- _Goal of the exercise_:
Your answer should be a single number: how many lines in the data below hold the string "Rates".
-- start of Data shown --
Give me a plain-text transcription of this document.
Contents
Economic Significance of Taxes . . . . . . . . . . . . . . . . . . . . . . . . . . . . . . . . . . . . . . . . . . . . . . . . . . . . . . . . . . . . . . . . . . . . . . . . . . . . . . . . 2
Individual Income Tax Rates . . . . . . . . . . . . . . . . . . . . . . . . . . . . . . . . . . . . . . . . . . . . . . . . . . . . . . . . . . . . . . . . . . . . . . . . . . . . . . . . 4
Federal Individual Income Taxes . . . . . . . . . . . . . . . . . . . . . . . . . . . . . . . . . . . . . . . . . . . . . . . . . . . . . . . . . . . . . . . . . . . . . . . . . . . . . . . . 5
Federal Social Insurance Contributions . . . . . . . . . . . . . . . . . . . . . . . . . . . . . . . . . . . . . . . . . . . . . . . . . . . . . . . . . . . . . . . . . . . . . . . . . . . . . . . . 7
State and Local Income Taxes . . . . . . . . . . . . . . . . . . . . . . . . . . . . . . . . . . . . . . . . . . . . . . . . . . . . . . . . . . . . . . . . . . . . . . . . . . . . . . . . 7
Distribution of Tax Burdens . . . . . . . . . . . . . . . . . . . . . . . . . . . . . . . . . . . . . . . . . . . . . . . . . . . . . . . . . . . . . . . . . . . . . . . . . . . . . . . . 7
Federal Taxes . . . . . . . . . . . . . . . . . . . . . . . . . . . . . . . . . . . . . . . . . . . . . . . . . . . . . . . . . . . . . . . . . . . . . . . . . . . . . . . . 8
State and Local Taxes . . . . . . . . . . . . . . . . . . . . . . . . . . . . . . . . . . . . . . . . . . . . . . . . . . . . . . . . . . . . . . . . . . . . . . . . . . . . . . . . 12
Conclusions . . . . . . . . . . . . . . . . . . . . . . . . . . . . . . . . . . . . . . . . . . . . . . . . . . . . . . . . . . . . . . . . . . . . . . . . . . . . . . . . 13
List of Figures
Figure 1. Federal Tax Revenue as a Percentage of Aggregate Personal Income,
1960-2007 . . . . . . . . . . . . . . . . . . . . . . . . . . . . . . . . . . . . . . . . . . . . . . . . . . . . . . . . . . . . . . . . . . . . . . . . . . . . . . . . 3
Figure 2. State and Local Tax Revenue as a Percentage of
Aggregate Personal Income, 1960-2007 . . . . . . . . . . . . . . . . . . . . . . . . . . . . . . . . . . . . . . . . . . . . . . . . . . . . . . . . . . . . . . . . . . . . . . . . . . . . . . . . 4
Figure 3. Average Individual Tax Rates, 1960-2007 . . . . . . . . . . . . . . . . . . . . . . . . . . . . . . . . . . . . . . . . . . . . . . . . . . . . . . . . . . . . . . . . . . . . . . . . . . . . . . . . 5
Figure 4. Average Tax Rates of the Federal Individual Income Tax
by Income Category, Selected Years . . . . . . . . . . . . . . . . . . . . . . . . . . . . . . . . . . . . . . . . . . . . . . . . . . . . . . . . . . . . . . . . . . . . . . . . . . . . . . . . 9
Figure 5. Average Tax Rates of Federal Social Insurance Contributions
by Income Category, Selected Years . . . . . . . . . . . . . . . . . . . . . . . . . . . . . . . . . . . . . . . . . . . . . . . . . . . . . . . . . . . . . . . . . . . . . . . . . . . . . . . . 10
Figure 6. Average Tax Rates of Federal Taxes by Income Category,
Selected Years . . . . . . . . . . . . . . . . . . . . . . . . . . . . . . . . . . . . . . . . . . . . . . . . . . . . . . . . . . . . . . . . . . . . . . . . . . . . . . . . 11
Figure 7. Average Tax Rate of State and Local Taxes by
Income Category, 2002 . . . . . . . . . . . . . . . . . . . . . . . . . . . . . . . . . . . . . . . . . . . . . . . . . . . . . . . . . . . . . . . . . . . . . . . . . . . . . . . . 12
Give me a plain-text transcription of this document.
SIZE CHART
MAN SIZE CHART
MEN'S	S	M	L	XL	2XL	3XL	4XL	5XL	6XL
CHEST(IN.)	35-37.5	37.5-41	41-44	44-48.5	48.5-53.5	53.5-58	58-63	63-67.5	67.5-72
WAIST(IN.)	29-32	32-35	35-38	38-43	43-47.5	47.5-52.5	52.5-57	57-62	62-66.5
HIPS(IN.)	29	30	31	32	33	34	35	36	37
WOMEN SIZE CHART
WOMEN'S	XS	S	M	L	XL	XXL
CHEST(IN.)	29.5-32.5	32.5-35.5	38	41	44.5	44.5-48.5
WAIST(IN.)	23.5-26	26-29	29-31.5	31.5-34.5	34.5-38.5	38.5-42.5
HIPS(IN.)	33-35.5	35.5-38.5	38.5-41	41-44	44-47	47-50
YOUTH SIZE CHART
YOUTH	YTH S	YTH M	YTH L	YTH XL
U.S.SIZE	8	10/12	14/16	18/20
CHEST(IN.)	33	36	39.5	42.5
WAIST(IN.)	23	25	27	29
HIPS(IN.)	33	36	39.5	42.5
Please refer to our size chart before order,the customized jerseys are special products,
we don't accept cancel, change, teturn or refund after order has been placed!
-- end of Data shown --
- _Task result_:
5